| Exercise aim |
Wherever the word "signal" shows up in a line, please copy that line.

** BEGIN Records for this task **

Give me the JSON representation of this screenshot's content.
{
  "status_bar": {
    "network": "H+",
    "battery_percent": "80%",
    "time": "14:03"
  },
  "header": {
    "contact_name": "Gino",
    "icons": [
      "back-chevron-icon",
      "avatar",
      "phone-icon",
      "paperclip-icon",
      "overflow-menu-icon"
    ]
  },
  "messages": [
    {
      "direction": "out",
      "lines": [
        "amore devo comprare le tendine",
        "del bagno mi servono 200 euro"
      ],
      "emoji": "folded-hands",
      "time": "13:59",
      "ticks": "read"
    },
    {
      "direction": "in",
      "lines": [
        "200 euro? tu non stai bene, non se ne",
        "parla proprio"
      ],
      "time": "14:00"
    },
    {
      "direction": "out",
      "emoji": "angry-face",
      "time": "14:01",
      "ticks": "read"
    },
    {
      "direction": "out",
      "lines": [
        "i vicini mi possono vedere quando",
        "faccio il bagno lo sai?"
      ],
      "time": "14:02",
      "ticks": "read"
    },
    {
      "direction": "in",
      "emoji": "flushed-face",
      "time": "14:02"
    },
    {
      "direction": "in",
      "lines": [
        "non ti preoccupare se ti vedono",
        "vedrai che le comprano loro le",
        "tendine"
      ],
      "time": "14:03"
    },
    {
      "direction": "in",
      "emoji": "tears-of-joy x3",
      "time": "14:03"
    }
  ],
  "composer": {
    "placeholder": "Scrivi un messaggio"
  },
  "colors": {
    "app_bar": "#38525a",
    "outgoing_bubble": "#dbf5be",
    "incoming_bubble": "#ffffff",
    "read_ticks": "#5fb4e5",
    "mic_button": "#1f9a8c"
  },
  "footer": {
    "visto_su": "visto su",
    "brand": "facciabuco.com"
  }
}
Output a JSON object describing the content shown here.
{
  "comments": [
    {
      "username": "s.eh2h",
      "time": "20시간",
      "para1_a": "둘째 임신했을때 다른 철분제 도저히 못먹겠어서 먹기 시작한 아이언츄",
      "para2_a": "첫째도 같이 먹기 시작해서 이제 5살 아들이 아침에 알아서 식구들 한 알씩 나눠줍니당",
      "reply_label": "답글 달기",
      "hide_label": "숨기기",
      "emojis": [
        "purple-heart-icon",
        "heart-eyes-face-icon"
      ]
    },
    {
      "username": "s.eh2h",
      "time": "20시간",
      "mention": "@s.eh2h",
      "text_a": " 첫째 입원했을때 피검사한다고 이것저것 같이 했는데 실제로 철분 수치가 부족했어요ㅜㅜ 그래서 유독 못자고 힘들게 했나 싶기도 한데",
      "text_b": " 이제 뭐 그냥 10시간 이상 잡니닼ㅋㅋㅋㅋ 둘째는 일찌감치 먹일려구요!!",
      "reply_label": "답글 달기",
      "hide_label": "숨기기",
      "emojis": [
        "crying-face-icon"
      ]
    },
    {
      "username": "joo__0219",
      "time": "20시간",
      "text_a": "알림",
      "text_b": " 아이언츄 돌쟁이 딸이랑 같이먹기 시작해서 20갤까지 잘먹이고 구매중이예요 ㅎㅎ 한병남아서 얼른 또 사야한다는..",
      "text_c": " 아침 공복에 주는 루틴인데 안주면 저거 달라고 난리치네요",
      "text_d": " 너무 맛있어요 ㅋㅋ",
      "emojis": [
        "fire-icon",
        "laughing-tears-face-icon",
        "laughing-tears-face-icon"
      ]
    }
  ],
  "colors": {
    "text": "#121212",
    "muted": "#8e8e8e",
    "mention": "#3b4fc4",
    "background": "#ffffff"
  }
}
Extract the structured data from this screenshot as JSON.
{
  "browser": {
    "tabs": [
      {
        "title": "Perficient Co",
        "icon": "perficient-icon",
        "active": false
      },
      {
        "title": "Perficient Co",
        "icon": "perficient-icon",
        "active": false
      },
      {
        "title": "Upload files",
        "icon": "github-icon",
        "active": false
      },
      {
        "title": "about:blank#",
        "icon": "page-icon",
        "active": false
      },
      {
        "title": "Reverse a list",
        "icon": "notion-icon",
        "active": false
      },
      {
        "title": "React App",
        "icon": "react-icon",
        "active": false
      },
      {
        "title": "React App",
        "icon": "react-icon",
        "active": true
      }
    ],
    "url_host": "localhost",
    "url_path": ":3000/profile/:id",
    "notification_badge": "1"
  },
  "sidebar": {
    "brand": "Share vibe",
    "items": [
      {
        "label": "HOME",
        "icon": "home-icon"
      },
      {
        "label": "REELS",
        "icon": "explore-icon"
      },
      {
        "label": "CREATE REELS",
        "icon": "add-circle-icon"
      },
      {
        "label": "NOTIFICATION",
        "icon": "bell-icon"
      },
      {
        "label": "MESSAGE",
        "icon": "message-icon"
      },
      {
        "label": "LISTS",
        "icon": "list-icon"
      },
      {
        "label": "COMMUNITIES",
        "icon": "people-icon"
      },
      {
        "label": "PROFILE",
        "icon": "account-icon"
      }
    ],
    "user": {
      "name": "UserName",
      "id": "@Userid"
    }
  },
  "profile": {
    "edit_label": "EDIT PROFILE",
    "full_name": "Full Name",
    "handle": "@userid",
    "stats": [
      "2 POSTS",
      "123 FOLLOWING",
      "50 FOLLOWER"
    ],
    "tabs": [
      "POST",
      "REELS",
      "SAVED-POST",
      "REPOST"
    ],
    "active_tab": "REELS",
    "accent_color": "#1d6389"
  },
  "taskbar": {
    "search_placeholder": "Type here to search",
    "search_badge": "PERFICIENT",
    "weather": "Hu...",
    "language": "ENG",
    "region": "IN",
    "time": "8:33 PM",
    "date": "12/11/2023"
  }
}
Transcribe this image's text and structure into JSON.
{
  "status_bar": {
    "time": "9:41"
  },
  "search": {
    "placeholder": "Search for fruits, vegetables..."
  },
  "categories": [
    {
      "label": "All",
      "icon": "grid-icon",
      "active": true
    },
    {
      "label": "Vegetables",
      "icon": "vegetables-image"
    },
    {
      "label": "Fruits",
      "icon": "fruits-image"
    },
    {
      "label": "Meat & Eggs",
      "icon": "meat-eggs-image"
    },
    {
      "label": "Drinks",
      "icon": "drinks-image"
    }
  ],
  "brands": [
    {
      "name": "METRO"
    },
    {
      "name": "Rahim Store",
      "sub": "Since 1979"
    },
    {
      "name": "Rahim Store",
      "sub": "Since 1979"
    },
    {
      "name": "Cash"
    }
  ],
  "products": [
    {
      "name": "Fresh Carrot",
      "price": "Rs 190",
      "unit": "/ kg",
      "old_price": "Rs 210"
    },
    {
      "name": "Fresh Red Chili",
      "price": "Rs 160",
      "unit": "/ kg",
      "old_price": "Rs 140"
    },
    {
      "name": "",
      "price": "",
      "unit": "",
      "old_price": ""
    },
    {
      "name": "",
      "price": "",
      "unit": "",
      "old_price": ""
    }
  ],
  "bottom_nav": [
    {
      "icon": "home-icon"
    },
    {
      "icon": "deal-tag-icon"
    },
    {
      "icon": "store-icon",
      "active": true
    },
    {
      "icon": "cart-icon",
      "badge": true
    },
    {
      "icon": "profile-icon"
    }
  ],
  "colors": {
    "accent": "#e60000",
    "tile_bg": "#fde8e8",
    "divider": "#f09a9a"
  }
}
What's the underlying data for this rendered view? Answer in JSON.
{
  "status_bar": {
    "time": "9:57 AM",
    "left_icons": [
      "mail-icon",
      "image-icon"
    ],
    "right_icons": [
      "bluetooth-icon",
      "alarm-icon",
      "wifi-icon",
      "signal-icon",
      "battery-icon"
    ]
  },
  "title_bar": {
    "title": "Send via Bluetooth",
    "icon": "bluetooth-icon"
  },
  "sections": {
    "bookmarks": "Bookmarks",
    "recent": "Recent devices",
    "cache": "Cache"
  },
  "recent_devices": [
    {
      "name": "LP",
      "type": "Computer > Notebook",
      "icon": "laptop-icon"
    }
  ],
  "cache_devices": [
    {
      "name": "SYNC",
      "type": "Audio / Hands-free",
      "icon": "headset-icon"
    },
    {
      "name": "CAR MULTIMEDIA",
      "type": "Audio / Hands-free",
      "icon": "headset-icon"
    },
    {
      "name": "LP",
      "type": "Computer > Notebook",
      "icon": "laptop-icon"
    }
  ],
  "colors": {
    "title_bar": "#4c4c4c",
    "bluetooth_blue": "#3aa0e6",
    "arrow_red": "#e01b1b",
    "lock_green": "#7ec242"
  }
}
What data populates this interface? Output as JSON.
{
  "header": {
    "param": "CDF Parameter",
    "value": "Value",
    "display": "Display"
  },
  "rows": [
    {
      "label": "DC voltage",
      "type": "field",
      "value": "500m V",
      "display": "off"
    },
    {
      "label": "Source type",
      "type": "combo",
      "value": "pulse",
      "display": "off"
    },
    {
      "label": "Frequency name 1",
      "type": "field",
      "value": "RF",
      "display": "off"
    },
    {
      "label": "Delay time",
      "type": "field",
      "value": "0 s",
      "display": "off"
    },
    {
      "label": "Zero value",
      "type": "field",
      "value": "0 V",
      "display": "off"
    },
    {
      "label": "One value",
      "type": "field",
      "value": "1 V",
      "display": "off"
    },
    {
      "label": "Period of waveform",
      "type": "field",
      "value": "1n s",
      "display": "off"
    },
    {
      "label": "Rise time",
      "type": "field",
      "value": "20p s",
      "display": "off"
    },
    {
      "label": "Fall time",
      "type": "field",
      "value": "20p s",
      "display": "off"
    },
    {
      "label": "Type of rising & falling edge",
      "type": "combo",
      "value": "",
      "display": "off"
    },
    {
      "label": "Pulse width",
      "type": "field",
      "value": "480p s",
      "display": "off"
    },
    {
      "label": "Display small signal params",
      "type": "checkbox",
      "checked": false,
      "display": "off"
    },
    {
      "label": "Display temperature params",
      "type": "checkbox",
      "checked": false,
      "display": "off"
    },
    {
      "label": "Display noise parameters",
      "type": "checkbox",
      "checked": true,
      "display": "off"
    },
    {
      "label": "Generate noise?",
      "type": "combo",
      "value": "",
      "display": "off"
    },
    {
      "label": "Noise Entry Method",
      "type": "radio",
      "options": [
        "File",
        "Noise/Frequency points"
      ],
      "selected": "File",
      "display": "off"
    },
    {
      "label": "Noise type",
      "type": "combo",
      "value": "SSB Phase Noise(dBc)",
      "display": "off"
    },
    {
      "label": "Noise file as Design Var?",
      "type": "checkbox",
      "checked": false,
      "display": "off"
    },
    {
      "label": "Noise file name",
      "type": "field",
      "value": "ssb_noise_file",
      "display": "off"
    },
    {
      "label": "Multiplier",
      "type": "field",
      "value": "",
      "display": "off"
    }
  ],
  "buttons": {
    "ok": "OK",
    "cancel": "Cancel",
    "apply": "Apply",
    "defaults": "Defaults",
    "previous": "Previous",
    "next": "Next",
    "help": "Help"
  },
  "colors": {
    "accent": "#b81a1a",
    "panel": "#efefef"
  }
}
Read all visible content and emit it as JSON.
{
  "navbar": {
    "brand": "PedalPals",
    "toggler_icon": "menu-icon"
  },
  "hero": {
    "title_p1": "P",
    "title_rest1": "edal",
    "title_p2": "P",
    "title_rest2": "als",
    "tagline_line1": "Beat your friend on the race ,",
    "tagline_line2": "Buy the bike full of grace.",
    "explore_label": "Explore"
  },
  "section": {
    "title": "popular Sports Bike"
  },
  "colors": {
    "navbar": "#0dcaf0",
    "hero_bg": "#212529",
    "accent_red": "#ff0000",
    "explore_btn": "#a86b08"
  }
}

** END Records for this task **

| Solution to this task |
      "signal-icon",
      "label": "Display small signal params",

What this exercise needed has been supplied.